Dataset records
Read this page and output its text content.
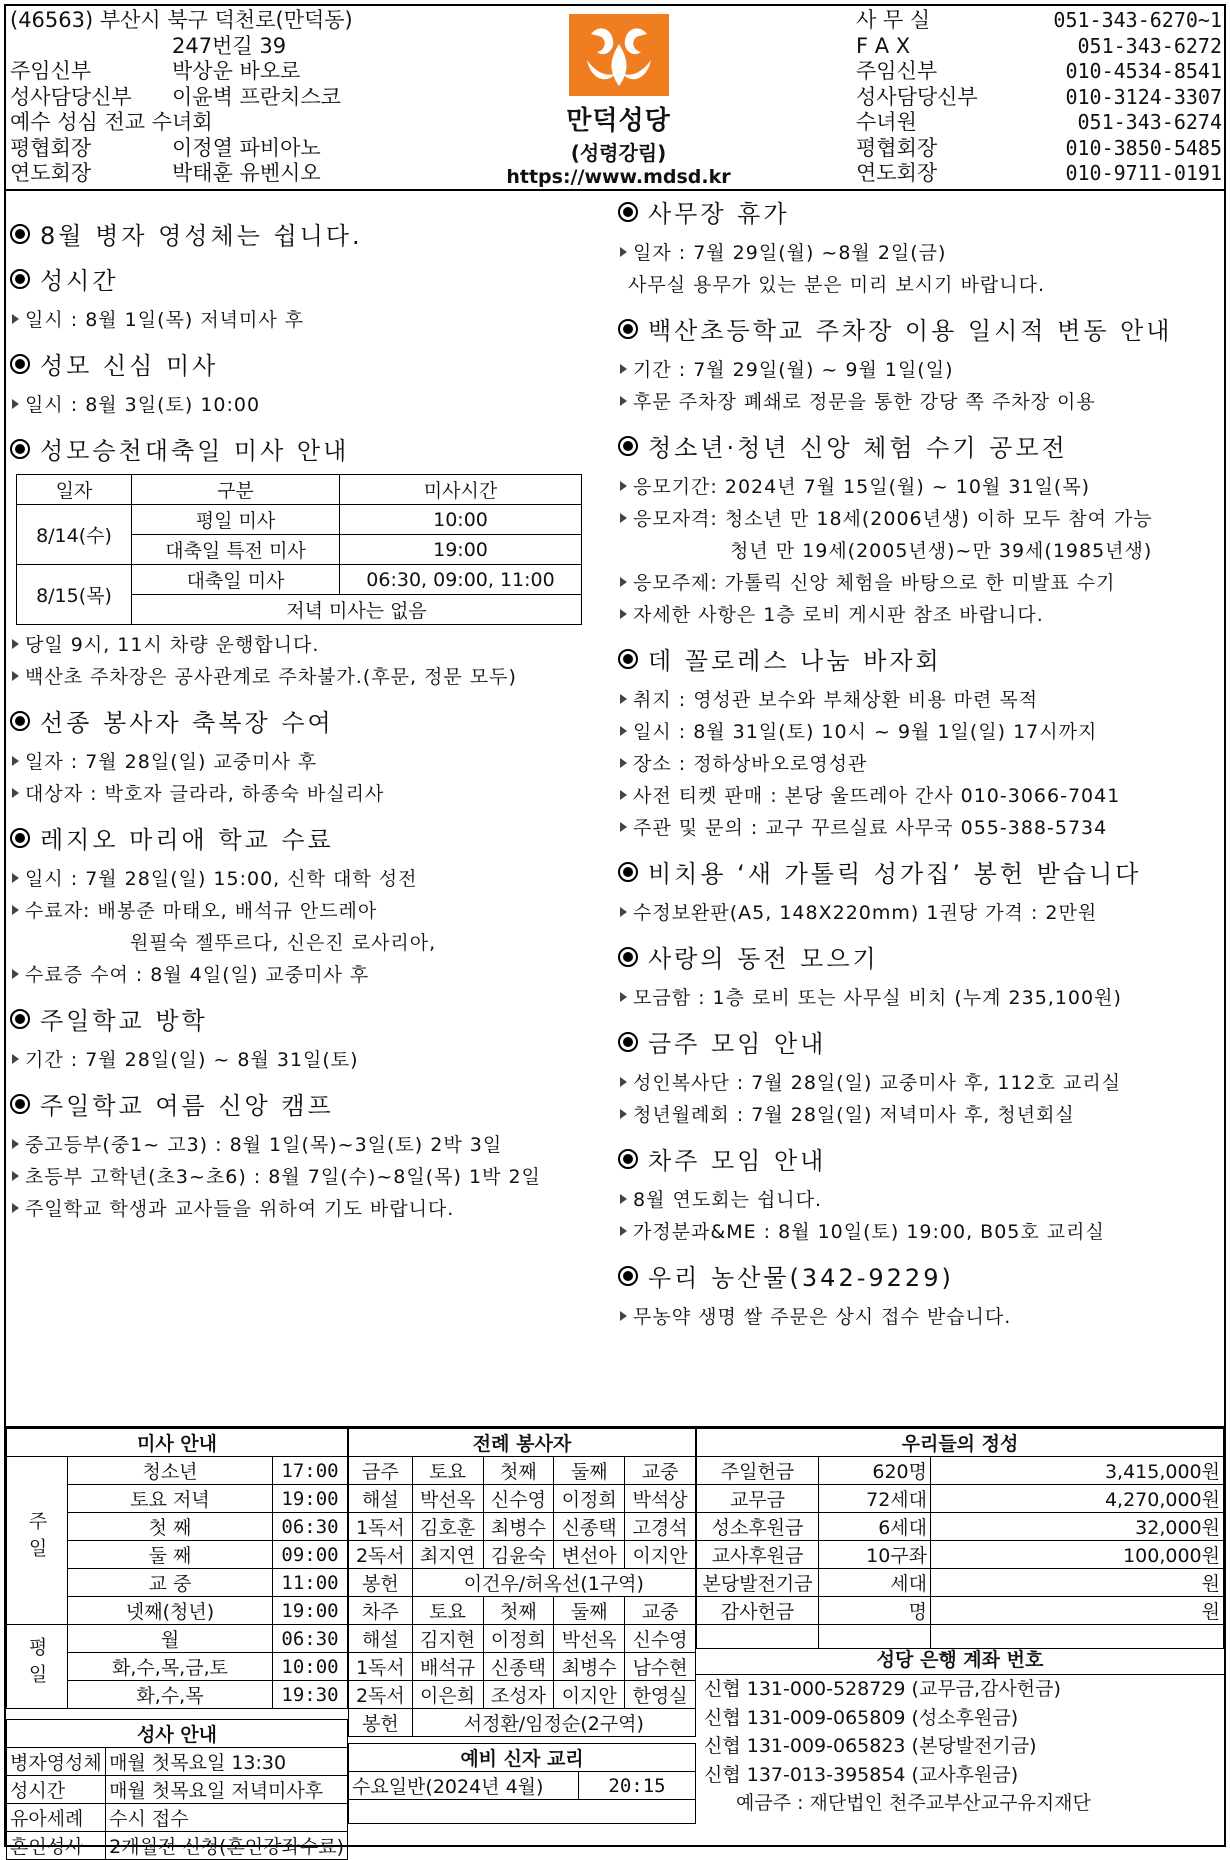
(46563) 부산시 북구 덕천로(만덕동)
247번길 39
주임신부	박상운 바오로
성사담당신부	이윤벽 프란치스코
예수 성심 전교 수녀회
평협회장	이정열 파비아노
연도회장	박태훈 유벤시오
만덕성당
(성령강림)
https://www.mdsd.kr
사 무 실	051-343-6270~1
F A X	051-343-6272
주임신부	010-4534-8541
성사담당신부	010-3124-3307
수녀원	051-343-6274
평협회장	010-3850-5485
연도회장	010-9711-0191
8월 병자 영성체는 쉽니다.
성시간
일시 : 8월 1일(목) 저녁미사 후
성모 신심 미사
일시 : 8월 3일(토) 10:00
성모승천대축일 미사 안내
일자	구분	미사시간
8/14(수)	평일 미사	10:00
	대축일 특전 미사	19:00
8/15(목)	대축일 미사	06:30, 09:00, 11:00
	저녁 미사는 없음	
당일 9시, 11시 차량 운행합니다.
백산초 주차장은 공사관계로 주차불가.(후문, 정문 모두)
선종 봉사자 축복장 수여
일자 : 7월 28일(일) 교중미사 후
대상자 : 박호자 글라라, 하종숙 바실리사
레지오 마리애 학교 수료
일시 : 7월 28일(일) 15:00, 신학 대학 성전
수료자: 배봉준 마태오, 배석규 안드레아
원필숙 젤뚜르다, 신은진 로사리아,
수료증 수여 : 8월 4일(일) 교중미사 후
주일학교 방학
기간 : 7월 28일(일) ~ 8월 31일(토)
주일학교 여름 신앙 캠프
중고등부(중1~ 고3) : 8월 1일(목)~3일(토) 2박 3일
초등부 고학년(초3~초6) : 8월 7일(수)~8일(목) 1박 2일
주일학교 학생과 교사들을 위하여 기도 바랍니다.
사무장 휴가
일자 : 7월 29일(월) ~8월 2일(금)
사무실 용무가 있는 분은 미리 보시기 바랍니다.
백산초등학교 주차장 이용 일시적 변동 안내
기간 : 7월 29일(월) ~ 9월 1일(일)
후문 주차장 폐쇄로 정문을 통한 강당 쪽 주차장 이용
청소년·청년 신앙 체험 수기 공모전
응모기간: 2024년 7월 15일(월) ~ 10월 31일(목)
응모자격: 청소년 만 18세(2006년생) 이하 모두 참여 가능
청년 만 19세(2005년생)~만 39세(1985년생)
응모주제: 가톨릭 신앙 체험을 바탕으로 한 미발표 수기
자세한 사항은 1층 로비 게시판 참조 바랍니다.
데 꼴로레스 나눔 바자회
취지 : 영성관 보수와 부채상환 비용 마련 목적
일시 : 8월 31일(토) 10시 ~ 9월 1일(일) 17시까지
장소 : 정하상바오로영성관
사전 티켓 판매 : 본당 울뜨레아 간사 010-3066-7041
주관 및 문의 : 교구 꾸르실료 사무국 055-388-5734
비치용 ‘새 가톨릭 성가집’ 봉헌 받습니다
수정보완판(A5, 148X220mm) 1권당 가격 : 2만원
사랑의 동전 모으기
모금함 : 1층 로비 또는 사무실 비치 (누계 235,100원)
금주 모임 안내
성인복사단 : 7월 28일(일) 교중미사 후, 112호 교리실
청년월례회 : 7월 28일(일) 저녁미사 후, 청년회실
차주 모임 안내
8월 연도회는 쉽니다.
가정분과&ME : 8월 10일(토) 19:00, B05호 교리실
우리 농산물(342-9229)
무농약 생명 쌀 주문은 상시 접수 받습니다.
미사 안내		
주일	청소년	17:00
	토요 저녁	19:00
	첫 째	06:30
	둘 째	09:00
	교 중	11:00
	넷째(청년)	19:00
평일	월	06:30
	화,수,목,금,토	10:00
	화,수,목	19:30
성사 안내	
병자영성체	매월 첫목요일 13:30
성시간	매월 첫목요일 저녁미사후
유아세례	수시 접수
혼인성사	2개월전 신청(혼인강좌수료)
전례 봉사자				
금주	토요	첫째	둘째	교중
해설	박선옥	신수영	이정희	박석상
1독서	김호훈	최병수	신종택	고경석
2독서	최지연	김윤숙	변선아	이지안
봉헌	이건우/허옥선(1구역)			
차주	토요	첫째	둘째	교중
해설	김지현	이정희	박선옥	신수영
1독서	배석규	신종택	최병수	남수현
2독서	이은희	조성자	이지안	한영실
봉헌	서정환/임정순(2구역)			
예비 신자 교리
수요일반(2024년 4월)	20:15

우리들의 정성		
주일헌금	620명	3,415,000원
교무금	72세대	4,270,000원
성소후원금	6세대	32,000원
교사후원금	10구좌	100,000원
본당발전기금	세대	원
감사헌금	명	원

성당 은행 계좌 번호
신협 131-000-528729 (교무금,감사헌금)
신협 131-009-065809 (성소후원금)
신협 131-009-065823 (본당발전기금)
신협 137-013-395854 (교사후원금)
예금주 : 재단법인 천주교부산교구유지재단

---

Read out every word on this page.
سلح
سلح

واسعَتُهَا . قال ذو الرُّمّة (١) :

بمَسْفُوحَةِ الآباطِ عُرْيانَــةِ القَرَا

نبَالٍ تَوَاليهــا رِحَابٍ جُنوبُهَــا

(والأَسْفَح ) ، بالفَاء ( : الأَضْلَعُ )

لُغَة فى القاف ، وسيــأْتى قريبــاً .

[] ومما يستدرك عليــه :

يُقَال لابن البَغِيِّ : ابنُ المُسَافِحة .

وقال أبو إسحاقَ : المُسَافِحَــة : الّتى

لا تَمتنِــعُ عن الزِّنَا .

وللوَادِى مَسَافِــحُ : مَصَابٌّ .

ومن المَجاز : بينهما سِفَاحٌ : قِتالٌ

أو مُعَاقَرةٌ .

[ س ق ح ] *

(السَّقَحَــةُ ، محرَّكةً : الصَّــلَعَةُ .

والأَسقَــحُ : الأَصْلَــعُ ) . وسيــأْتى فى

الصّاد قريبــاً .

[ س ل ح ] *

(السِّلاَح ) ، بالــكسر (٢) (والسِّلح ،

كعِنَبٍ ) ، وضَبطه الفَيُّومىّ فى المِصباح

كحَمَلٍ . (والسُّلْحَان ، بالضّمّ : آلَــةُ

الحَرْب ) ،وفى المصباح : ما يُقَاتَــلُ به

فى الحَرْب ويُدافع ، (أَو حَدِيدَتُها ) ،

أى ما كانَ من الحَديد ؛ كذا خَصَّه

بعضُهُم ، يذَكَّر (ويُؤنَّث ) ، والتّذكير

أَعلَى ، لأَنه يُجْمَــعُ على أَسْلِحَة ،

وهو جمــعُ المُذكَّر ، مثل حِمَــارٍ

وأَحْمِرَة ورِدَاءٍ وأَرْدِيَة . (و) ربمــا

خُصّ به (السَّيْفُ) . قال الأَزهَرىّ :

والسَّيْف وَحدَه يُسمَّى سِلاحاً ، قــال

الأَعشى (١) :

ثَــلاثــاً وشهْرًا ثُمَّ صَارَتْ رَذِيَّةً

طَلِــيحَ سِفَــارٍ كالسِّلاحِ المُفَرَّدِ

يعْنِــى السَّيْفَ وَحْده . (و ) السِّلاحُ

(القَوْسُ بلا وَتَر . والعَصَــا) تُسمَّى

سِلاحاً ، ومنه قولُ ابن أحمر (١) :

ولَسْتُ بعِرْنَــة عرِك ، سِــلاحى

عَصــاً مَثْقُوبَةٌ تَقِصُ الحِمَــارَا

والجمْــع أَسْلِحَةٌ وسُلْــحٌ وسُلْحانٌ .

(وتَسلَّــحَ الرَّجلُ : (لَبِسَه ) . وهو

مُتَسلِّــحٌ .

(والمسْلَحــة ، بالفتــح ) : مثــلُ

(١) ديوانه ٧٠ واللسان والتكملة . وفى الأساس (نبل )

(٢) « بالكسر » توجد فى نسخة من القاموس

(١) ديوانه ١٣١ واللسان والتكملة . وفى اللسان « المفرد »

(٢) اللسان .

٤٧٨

:: What you will do ::
Scan the data above; copy every line where "성사담당신부" appears.

:: Exercise result ::
성사담당신부	이윤벽 프란치스코
성사담당신부	010-3124-3307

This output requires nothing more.